## Provided passage
I like getting there10 times as fast and not tired. I get my exercise from backing up my 780 pound machine.


----------



## eflatminor (Sep 28, 2012)

koshergrl said:


> Love my bike.



Me too!  It sounds crazy, but I don't even own a car.  I travel quite a bit for work, so I'm always renting a car, but at my home, I prefer to run errands on a bicycle.  So much quicker to get around in a city and of course cheaper...parking costs are outrageous!

I'm thinking about investing in a new bike as the my current one is wearing heavily and was never very good to begin with.  I've got my eye on this:

Specialized Bicycle Components

Wear your helmet, ride with situation awareness and be safe!


----------



## koshergrl (Sep 28, 2012)

I know, I haven't been wearing my helmet but I will next week, I can't ride this much without a helmet, I'm going to eventually biff and we have a lot of elderly drivers.

I'm also going to get some sort of backpack or belly bag.


----------



## Ernie S. (Sep 28, 2012)

koshergrl said:


> Monday is payday, and I'm going to take the bike in, get it fitted and have it winterized, whatever that might entail. It's making a little rattling noise in a few of the gears so I'm going to figure out what that is, make sure that nothing's rubbing funky with the brakes which have been working really well, but they get a workout so I'll have them checked. I have decided the seat needs to move back, I didn't even know I could do that until ABS mentioned fitting and I looked it up online and discovered "fore and aft" adjustment exists, wow. Anyway, I'll let them do that in the shop, they have the tools and can help me and I won't have to hurt my fingers, I hate doing that sort of thing...
> 
> Something I'm noticing....my BACK feels better these last few days! The constant burning sensation that I've dealt with for the last 20 years is lessening and sometimes gone altogether. I didn't expect that. I know that when I'm on that dirt bike trail I'm using my upper body a lot to balance/move the bike around, and I can feel it in my shoulders and core.
> 
> I love bicycling!



The back pain improvement is likely due to the fact that you are strengthening your abdominals and lats, giving your back more support.


----------



## koshergrl (Sep 28, 2012)

Yeah the bike I'm using is a trail bike. I want a straight up street bike too, for the days when I just want to get somewhere fast. 

My car has essentially been parked for the entire week and at least part of last week.


----------



## koshergrl (Sep 28, 2012)

Ernie S. said:


> koshergrl said:
> 
> 
> > Monday is payday, and I'm going to take the bike in, get it fitted and have it winterized, whatever that might entail. It's making a little rattling noise in a few of the gears so I'm going to figure out what that is, make sure that nothing's rubbing funky with the brakes which have been working really well, but they get a workout so I'll have them checked. I have decided the seat needs to move back, I didn't even know I could do that until ABS mentioned fitting and I looked it up online and discovered "fore and aft" adjustment exists, wow. Anyway, I'll let them do that in the shop, they have the tools and can help me and I won't have to hurt my fingers, I hate doing that sort of thing...

## Exercise instructions
1. Can you give the bicycling thread again from "I'm thinking about" to "and be safe!", switching "helmet" to "reflective vest"?
2. Could you resume the bicycling forum thread from the point where it stops?

## Information shown
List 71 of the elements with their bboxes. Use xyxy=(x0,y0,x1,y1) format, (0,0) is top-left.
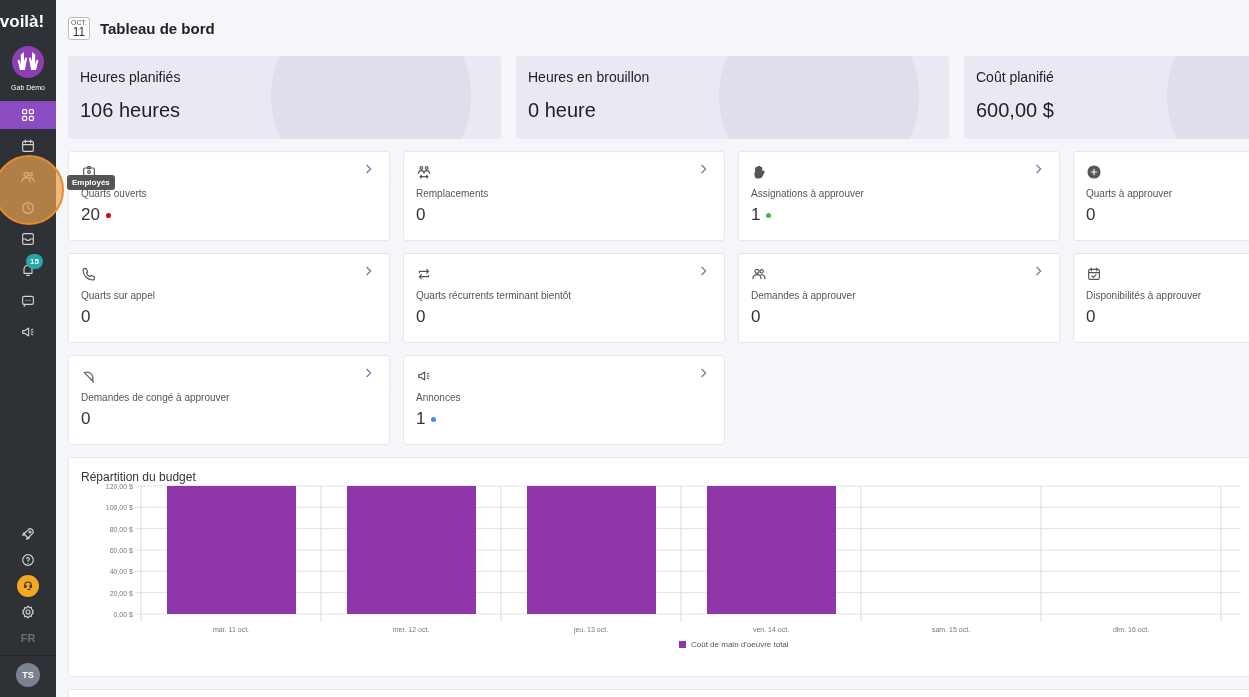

## Answers to the tasks
1.
I'm thinking about investing in a new bike as the my current one is wearing heavily and was never very good to begin with.  I've got my eye on this:

Specialized Bicycle Components

Wear your reflective vest, ride with situation awareness and be safe!

2.
> ...


 
Bingo.


----------



## dblack (Oct 1, 2012)

I love my bike too. Started riding about a year ago on a Fuji crosstown hybrid. Got into long distance touring and got a Surly Long Haul Trucker. I ride 100 - 200 miles a week. Biking has been a godsend for me. Clears the mind, plus I've lost gobs of weight.


----------



## koshergrl (Oct 2, 2012)

Yupper...my route, only 1.5 miles each way...there's not much I can do about that, so I try to really push for speed up the hills and sometimes hit the up/down trail that kills me...I didn't hit it today but I'm going to tomorrow. Plus I just do it over and over....and i try to take the bike whenever I can to run errands.


----------



## dblack (Oct 2, 2012)

koshergrl said:


> Yupper...my route, only 1.5 miles each way...there's not much I can do about that, so I try to really push for speed up the hills and sometimes hit the up/down trail that kills me...I didn't hit it today but I'm going to tomorrow. Plus I just do it over and over....and i try to take the bike whenever I can to run errands.



That's awesome. I first got into it when my car shot craps and I didn't feel like replacing it. I work from home, so didn't need much in the way of transportation and managed to get by on just a bike for several months - in the suburbs at that.

Later, I was talked into doing an overnight bike-camping trip with some friends in the NJ Pine Barrens and really fell in love with the notion of bike touring. That's when I got my 'Trucker' (a heavy duty bike designed for carrying stuff) and started taking the longer rides. A couple of weekends ago we did a 200-mile three-day trip through DE, camping and riding around the state. The absolute best way to travel IMHO. Now I'm looking into planning a multi-week bike tour of Europe. I'll have to save up for that one, but I think it will be worth it.\



koshergrl said:


> Yeah the bike I'm using is a trail bike. I want a straight up street bike too, for the days when I just want to get somewhere fast.
> 
> My car has essentially been parked for the entire week and at least part of last week.



If you aren't too demanding in terms of 'performance', you might check out the Surly "Long Haul Trucker". It sort of splits the difference between a mountain bike and a road bike, without being as 'soft and mushy' as a typical hybrid. Surly focuses on building solid bikes that are comfortable to ride and rugged for long rides.


----------



## Sallow (Oct 2, 2012)

Grats. It's great exercise..and a fun way to get around.

Better then a boat..


----------



## koshergrl (Oct 2, 2012)

Plus the risk of drowning is almost nil.

If the boys had stuck around, I would have made a go of the boat.


----------



## dblack (Oct 2, 2012)

koshergrl said:


> Plus the risk of drowning is almost nil.
> 
> If the boys had stuck around, I would have made a go of the boat.



Hey.. let's not get crazy. Love my bike, but a boat would be pretty sweet as well. Nice forty foot live-aboard.... that's the life!


----------



## koshergrl (Oct 2, 2012)

18 foot seaswirl...rip.


----------



## strollingbones (Oct 2, 2012)

koshergrl said:


> I know, I haven't been wearing my helmet but I will next week, I can't ride this much without a helmet, I'm going to eventually biff and we have a lot of elderly drivers.
> 
> I'm also going to get some sort of backpack or belly bag.



omg...*smacking you upside your dumbass head*


80% of fatal bike deaths are prevented by what......by what.....


o brain buckets...the kids always have them on in pics on fakebook.....

i cant believe you some times...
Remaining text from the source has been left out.